● Task to carry out: All the entries need to be quoted exactly, apart from the pictures, which you should drop.

● Information supplied:
-- begin --
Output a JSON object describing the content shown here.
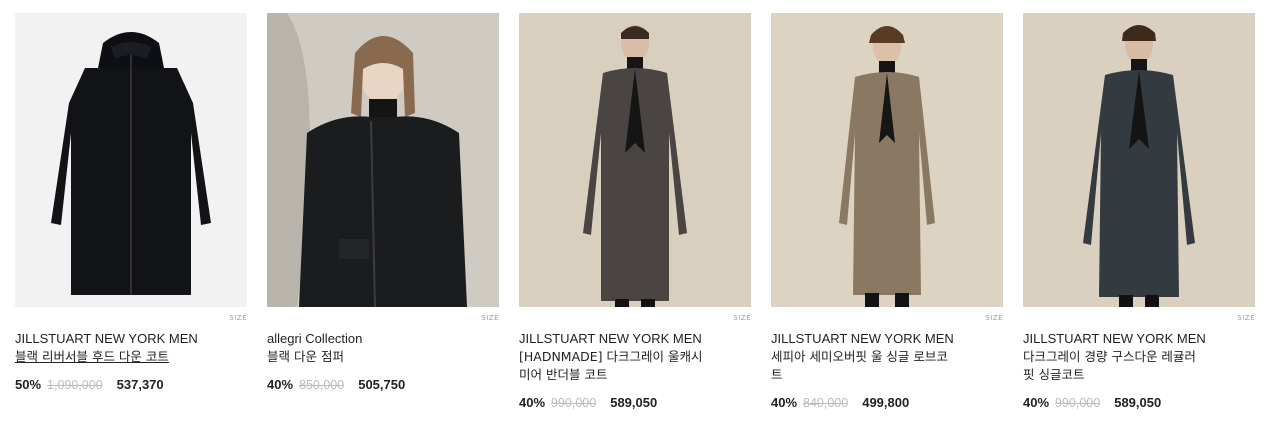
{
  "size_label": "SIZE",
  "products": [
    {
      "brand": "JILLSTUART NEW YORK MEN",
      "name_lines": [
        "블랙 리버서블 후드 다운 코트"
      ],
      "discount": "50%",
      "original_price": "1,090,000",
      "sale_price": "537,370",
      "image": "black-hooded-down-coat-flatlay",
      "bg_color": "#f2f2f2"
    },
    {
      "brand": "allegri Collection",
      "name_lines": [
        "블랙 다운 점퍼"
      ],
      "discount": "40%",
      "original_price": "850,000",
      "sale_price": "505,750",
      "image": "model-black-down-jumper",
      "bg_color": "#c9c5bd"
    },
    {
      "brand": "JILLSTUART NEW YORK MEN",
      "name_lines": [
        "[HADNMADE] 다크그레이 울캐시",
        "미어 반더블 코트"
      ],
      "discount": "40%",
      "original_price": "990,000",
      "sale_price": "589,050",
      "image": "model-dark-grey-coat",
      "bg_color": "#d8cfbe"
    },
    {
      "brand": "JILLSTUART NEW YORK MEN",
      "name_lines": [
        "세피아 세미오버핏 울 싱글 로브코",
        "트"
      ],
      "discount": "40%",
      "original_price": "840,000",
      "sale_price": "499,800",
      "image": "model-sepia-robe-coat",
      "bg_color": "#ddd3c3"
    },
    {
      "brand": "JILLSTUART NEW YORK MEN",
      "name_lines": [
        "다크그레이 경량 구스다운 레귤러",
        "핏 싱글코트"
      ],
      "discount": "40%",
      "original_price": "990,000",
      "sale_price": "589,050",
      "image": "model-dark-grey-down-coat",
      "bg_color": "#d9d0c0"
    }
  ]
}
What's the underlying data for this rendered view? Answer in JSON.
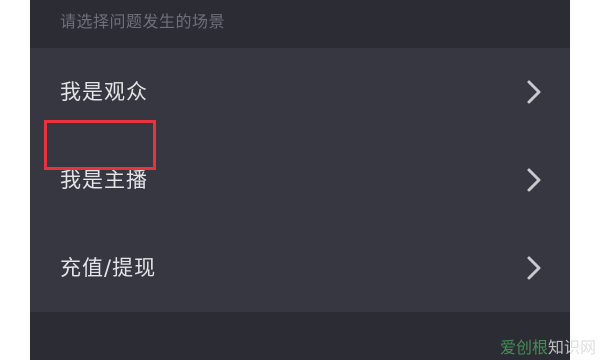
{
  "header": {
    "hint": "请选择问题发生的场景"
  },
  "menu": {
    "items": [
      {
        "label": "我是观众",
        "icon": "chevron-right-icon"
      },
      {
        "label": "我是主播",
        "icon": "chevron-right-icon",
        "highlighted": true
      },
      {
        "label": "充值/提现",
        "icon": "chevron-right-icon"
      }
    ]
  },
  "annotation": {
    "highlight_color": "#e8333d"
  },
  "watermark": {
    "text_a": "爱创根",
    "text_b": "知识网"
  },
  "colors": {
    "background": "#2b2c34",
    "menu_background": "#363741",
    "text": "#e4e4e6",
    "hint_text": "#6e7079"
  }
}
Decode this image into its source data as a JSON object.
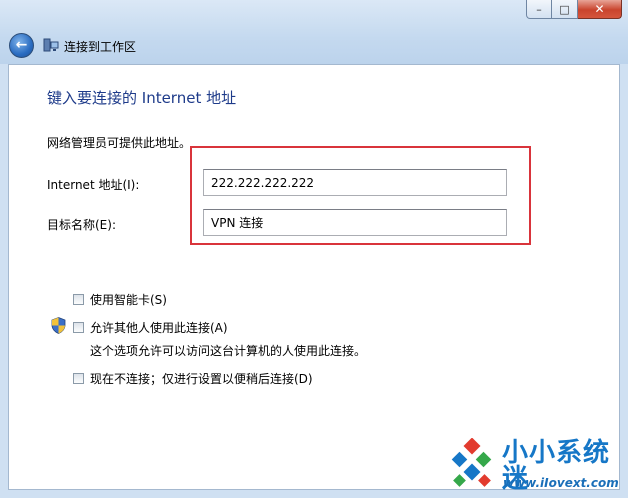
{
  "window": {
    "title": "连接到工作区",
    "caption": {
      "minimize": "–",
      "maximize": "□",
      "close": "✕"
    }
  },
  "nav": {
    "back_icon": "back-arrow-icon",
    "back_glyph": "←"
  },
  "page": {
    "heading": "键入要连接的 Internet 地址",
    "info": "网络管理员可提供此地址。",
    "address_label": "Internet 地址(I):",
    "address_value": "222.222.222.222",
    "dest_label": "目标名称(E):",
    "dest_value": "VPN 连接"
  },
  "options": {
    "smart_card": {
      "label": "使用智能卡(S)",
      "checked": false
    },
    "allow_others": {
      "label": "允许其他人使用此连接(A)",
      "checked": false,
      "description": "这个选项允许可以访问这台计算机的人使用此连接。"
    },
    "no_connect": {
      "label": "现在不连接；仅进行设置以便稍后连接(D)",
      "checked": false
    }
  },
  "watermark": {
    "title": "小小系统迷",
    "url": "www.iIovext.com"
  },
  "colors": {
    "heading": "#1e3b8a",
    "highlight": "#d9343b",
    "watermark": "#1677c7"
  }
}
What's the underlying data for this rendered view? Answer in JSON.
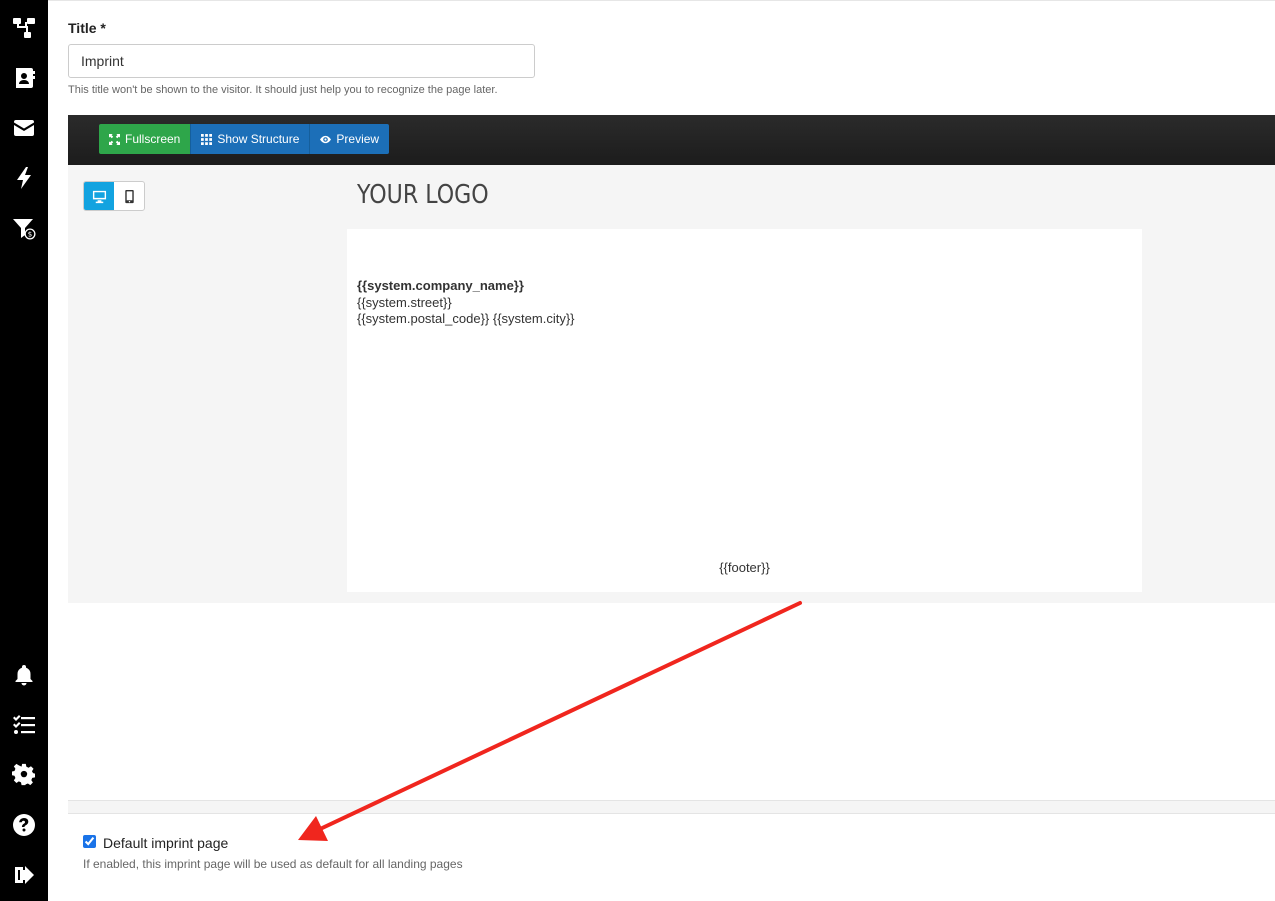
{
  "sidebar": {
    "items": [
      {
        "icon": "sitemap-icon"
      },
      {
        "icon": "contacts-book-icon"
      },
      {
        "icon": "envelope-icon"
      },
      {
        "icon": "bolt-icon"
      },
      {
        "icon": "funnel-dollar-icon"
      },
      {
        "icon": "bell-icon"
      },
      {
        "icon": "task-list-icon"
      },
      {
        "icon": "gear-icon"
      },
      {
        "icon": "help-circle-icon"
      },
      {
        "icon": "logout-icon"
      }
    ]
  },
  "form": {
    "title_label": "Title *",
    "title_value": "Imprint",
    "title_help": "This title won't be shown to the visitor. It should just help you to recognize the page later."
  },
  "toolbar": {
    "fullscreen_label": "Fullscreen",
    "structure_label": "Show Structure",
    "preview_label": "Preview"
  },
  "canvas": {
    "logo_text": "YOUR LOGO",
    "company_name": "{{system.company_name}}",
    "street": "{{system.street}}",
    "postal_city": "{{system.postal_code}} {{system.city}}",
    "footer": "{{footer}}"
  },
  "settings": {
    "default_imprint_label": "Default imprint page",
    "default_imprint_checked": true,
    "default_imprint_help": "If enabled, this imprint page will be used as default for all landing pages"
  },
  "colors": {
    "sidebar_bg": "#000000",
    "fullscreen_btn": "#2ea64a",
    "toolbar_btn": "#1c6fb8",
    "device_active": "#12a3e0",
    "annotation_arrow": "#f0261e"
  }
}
-- end --
● Solution to this exercise:
Output a JSON object describing the content shown here.
{
  "size_label": "SIZE",
  "products": [
    {
      "brand": "JILLSTUART NEW YORK MEN",
      "name_lines": [
        "블랙 리버서블 후드 다운 코트"
      ],
      "discount": "50%",
      "original_price": "1,090,000",
      "sale_price": "537,370",
      "image": "black-hooded-down-coat-flatlay",
      "bg_color": "#f2f2f2"
    },
    {
      "brand": "allegri Collection",
      "name_lines": [
        "블랙 다운 점퍼"
      ],
      "discount": "40%",
      "original_price": "850,000",
      "sale_price": "505,750",
      "image": "model-black-down-jumper",
      "bg_color": "#c9c5bd"
    },
    {
      "brand": "JILLSTUART NEW YORK MEN",
      "name_lines": [
        "[HADNMADE] 다크그레이 울캐시",
        "미어 반더블 코트"
      ],
      "discount": "40%",
      "original_price": "990,000",
      "sale_price": "589,050",
      "image": "model-dark-grey-coat",
      "bg_color": "#d8cfbe"
    },
    {
      "brand": "JILLSTUART NEW YORK MEN",
      "name_lines": [
        "세피아 세미오버핏 울 싱글 로브코",
        "트"
      ],
      "discount": "40%",
      "original_price": "840,000",
      "sale_price": "499,800",
      "image": "model-sepia-robe-coat",
      "bg_color": "#ddd3c3"
    },
    {
      "brand": "JILLSTUART NEW YORK MEN",
      "name_lines": [
        "다크그레이 경량 구스다운 레귤러",
        "핏 싱글코트"
      ],
      "discount": "40%",
      "original_price": "990,000",
      "sale_price": "589,050",
      "image": "model-dark-grey-down-coat",
      "bg_color": "#d9d0c0"
    }
  ]
}
What's the underlying data for this rendered view? Answer in JSON.
{
  "header": {
    "hint": "请选择问题发生的场景"
  },
  "menu": {
    "items": [
      {
        "label": "我是观众",
        "icon": "chevron-right-icon"
      },
      {
        "label": "我是主播",
        "icon": "chevron-right-icon",
        "highlighted": true
      },
      {
        "label": "充值/提现",
        "icon": "chevron-right-icon"
      }
    ]
  },
  "annotation": {
    "highlight_color": "#e8333d"
  },
  "watermark": {
    "text_a": "爱创根",
    "text_b": "知识网"
  },
  "colors": {
    "background": "#2b2c34",
    "menu_background": "#363741",
    "text": "#e4e4e6",
    "hint_text": "#6e7079"
  }
}
Decode this image into its source data as a JSON object.
{
  "window": {
    "title": "连接到工作区",
    "caption": {
      "minimize": "–",
      "maximize": "□",
      "close": "✕"
    }
  },
  "nav": {
    "back_icon": "back-arrow-icon",
    "back_glyph": "←"
  },
  "page": {
    "heading": "键入要连接的 Internet 地址",
    "info": "网络管理员可提供此地址。",
    "address_label": "Internet 地址(I):",
    "address_value": "222.222.222.222",
    "dest_label": "目标名称(E):",
    "dest_value": "VPN 连接"
  },
  "options": {
    "smart_card": {
      "label": "使用智能卡(S)",
      "checked": false
    },
    "allow_others": {
      "label": "允许其他人使用此连接(A)",
      "checked": false,
      "description": "这个选项允许可以访问这台计算机的人使用此连接。"
    },
    "no_connect": {
      "label": "现在不连接；仅进行设置以便稍后连接(D)",
      "checked": false
    }
  },
  "watermark": {
    "title": "小小系统迷",
    "url": "www.iIovext.com"
  },
  "colors": {
    "heading": "#1e3b8a",
    "highlight": "#d9343b",
    "watermark": "#1677c7"
  }
}
What's the underlying data for this rendered view? Answer in JSON.
{
  "sidebar": {
    "items": [
      {
        "icon": "sitemap-icon"
      },
      {
        "icon": "contacts-book-icon"
      },
      {
        "icon": "envelope-icon"
      },
      {
        "icon": "bolt-icon"
      },
      {
        "icon": "funnel-dollar-icon"
      },
      {
        "icon": "bell-icon"
      },
      {
        "icon": "task-list-icon"
      },
      {
        "icon": "gear-icon"
      },
      {
        "icon": "help-circle-icon"
      },
      {
        "icon": "logout-icon"
      }
    ]
  },
  "form": {
    "title_label": "Title *",
    "title_value": "Imprint",
    "title_help": "This title won't be shown to the visitor. It should just help you to recognize the page later."
  },
  "toolbar": {
    "fullscreen_label": "Fullscreen",
    "structure_label": "Show Structure",
    "preview_label": "Preview"
  },
  "canvas": {
    "logo_text": "YOUR LOGO",
    "company_name": "{{system.company_name}}",
    "street": "{{system.street}}",
    "postal_city": "{{system.postal_code}} {{system.city}}",
    "footer": "{{footer}}"
  },
  "settings": {
    "default_imprint_label": "Default imprint page",
    "default_imprint_checked": true,
    "default_imprint_help": "If enabled, this imprint page will be used as default for all landing pages"
  },
  "colors": {
    "sidebar_bg": "#000000",
    "fullscreen_btn": "#2ea64a",
    "toolbar_btn": "#1c6fb8",
    "device_active": "#12a3e0",
    "annotation_arrow": "#f0261e"
  }
}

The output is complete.